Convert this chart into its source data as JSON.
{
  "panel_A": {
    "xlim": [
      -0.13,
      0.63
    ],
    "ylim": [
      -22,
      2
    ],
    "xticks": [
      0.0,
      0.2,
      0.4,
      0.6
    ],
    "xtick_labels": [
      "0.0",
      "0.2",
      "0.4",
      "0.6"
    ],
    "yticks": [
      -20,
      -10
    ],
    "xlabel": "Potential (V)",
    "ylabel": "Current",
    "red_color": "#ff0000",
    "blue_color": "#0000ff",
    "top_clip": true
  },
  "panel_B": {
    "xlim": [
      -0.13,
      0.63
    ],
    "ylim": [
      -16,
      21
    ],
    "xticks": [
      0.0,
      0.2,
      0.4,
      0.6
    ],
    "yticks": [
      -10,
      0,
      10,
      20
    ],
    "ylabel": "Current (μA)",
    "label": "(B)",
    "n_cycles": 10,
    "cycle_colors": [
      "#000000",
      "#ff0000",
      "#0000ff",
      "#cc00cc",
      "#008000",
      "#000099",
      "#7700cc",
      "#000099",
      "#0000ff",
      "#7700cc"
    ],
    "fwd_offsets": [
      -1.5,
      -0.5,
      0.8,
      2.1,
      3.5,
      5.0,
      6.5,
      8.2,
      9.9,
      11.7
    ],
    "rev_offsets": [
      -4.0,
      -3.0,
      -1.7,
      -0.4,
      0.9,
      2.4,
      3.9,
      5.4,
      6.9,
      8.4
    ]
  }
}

■ ■ ■ ■

◆ Problem requirements:
Please repeat the listing above in full and exactly.

◆ The solution:
Convert this chart into its source data as JSON.
{
  "panel_A": {
    "xlim": [
      -0.13,
      0.63
    ],
    "ylim": [
      -22,
      2
    ],
    "xticks": [
      0.0,
      0.2,
      0.4,
      0.6
    ],
    "xtick_labels": [
      "0.0",
      "0.2",
      "0.4",
      "0.6"
    ],
    "yticks": [
      -20,
      -10
    ],
    "xlabel": "Potential (V)",
    "ylabel": "Current",
    "red_color": "#ff0000",
    "blue_color": "#0000ff",
    "top_clip": true
  },
  "panel_B": {
    "xlim": [
      -0.13,
      0.63
    ],
    "ylim": [
      -16,
      21
    ],
    "xticks": [
      0.0,
      0.2,
      0.4,
      0.6
    ],
    "yticks": [
      -10,
      0,
      10,
      20
    ],
    "ylabel": "Current (μA)",
    "label": "(B)",
    "n_cycles": 10,
    "cycle_colors": [
      "#000000",
      "#ff0000",
      "#0000ff",
      "#cc00cc",
      "#008000",
      "#000099",
      "#7700cc",
      "#000099",
      "#0000ff",
      "#7700cc"
    ],
    "fwd_offsets": [
      -1.5,
      -0.5,
      0.8,
      2.1,
      3.5,
      5.0,
      6.5,
      8.2,
      9.9,
      11.7
    ],
    "rev_offsets": [
      -4.0,
      -3.0,
      -1.7,
      -0.4,
      0.9,
      2.4,
      3.9,
      5.4,
      6.9,
      8.4
    ]
  }
}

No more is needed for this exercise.